_WHAT THE TASK ASKS:_ Extract all data as written.
begin RECORDS FOR THE TASK
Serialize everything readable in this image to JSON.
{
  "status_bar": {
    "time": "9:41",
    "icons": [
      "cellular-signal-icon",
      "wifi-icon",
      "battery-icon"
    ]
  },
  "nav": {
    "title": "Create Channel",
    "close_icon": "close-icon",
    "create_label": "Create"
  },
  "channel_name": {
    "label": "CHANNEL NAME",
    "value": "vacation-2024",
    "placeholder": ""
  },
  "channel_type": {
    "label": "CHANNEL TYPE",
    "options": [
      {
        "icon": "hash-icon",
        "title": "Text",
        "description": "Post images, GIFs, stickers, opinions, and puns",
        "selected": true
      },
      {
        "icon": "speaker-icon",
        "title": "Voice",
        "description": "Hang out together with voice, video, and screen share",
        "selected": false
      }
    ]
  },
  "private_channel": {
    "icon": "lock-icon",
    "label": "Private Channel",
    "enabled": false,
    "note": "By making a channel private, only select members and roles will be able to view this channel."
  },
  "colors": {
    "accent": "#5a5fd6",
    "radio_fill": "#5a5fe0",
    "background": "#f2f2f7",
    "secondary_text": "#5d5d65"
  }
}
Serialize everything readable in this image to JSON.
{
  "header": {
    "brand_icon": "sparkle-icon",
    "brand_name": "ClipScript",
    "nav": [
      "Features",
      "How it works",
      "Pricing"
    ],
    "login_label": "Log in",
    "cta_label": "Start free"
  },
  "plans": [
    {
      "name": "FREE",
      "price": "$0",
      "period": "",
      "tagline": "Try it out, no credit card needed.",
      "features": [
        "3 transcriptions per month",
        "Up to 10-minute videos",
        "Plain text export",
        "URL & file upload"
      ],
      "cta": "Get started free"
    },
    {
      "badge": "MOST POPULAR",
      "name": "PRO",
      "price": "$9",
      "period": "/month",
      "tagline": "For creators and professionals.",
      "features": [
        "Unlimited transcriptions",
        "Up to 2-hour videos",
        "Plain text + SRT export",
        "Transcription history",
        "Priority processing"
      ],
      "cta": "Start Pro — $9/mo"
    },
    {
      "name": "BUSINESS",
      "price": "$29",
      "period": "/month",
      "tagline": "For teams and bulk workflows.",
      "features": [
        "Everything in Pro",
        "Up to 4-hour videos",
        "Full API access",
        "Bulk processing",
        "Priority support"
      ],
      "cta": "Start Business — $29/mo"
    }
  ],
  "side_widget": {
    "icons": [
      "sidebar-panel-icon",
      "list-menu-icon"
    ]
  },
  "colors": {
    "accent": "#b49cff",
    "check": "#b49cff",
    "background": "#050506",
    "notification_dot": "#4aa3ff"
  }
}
end RECORDS FOR THE TASK
_ANSWER FOR THE TASK:_
Serialize everything readable in this image to JSON.
{
  "status_bar": {
    "time": "9:41",
    "icons": [
      "cellular-signal-icon",
      "wifi-icon",
      "battery-icon"
    ]
  },
  "nav": {
    "title": "Create Channel",
    "close_icon": "close-icon",
    "create_label": "Create"
  },
  "channel_name": {
    "label": "CHANNEL NAME",
    "value": "vacation-2024",
    "placeholder": ""
  },
  "channel_type": {
    "label": "CHANNEL TYPE",
    "options": [
      {
        "icon": "hash-icon",
        "title": "Text",
        "description": "Post images, GIFs, stickers, opinions, and puns",
        "selected": true
      },
      {
        "icon": "speaker-icon",
        "title": "Voice",
        "description": "Hang out together with voice, video, and screen share",
        "selected": false
      }
    ]
  },
  "private_channel": {
    "icon": "lock-icon",
    "label": "Private Channel",
    "enabled": false,
    "note": "By making a channel private, only select members and roles will be able to view this channel."
  },
  "colors": {
    "accent": "#5a5fd6",
    "radio_fill": "#5a5fe0",
    "background": "#f2f2f7",
    "secondary_text": "#5d5d65"
  }
}
Serialize everything readable in this image to JSON.
{
  "header": {
    "brand_icon": "sparkle-icon",
    "brand_name": "ClipScript",
    "nav": [
      "Features",
      "How it works",
      "Pricing"
    ],
    "login_label": "Log in",
    "cta_label": "Start free"
  },
  "plans": [
    {
      "name": "FREE",
      "price": "$0",
      "period": "",
      "tagline": "Try it out, no credit card needed.",
      "features": [
        "3 transcriptions per month",
        "Up to 10-minute videos",
        "Plain text export",
        "URL & file upload"
      ],
      "cta": "Get started free"
    },
    {
      "badge": "MOST POPULAR",
      "name": "PRO",
      "price": "$9",
      "period": "/month",
      "tagline": "For creators and professionals.",
      "features": [
        "Unlimited transcriptions",
        "Up to 2-hour videos",
        "Plain text + SRT export",
        "Transcription history",
        "Priority processing"
      ],
      "cta": "Start Pro — $9/mo"
    },
    {
      "name": "BUSINESS",
      "price": "$29",
      "period": "/month",
      "tagline": "For teams and bulk workflows.",
      "features": [
        "Everything in Pro",
        "Up to 4-hour videos",
        "Full API access",
        "Bulk processing",
        "Priority support"
      ],
      "cta": "Start Business — $29/mo"
    }
  ],
  "side_widget": {
    "icons": [
      "sidebar-panel-icon",
      "list-menu-icon"
    ]
  },
  "colors": {
    "accent": "#b49cff",
    "check": "#b49cff",
    "background": "#050506",
    "notification_dot": "#4aa3ff"
  }
}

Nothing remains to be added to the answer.